REQUIRED TASK — Read through the records below and copy each line that uses the word "الصهيوني".

ENTRIES SHOWN —
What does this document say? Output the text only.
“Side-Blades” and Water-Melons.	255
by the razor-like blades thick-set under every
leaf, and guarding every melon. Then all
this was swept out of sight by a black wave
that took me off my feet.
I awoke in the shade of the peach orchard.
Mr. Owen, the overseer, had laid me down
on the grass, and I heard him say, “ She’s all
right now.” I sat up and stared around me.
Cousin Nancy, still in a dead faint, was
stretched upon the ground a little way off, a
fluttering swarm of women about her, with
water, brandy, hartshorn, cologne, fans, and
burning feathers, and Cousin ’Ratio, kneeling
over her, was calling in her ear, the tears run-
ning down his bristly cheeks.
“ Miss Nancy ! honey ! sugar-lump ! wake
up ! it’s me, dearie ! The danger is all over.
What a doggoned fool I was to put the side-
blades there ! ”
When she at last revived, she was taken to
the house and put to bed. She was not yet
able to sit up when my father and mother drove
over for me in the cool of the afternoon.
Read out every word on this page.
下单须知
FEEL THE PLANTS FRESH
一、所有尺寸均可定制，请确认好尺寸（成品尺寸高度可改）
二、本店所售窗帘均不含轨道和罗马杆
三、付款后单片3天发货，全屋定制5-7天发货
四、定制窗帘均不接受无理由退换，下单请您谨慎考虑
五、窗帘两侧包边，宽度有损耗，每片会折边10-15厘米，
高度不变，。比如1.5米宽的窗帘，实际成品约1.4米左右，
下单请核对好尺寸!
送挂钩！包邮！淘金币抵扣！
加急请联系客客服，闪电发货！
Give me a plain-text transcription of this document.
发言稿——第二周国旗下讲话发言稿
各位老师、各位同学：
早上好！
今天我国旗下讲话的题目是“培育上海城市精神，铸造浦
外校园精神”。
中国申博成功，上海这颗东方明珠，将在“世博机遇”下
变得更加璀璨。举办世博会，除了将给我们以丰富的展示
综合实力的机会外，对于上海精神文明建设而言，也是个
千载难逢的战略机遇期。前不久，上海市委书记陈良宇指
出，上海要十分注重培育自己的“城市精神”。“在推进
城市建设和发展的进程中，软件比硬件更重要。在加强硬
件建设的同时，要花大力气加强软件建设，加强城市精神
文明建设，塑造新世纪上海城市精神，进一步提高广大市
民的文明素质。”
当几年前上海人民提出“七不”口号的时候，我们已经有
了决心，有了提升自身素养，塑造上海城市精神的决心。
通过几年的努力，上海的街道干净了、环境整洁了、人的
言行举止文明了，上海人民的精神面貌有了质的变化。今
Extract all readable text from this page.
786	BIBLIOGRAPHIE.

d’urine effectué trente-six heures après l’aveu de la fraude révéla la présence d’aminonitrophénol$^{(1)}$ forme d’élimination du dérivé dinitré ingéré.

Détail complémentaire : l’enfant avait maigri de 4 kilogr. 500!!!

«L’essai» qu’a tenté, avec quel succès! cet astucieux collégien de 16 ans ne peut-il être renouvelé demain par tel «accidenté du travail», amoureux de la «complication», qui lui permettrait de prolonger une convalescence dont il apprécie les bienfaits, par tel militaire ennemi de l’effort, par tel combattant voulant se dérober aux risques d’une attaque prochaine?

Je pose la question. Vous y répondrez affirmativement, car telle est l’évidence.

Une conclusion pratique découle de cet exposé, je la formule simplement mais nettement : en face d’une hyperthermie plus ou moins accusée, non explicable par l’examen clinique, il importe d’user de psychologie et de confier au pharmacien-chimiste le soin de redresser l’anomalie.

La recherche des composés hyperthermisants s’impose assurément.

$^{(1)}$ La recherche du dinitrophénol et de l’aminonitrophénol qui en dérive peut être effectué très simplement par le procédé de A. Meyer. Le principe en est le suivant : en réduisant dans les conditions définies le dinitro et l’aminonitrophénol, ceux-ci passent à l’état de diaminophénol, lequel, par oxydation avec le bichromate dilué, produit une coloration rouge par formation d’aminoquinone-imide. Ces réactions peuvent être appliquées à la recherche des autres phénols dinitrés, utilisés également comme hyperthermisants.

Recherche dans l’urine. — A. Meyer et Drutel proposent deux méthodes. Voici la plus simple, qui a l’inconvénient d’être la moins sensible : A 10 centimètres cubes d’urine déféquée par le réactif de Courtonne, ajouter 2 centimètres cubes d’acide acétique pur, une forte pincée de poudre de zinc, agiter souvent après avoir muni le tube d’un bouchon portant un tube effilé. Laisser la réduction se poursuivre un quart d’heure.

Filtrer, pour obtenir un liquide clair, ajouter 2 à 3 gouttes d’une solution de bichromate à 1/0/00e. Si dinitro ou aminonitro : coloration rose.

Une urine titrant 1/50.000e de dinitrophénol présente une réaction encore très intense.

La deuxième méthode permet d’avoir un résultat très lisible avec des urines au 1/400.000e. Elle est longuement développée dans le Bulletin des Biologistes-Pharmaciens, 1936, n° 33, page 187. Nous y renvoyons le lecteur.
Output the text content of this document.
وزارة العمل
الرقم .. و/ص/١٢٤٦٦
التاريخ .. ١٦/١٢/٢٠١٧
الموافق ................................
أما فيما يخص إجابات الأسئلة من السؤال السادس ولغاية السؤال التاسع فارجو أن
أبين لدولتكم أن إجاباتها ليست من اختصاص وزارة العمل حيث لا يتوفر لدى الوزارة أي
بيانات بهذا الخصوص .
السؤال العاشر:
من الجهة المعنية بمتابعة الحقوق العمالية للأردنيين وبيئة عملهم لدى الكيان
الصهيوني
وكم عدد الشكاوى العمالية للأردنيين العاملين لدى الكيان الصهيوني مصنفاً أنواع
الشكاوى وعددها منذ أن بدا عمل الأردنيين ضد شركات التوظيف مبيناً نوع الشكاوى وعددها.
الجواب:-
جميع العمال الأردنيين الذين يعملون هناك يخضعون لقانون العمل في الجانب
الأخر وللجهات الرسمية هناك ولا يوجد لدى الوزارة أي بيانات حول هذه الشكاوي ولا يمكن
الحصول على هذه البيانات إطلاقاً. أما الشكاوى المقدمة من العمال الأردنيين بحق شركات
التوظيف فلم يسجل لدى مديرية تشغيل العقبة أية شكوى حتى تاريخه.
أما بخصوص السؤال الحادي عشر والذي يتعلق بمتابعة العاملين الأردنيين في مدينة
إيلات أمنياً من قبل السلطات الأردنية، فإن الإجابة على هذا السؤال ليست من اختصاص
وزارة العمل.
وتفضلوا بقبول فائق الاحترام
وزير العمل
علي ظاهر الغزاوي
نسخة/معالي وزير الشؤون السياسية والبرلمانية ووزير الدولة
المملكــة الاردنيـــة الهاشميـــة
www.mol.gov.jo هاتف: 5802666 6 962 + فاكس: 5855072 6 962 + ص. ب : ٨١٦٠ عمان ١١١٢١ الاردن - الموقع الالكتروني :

FINAL ANSWER —
الصهيوني
وكم عدد الشكاوى العمالية للأردنيين العاملين لدى الكيان الصهيوني مصنفاً أنواع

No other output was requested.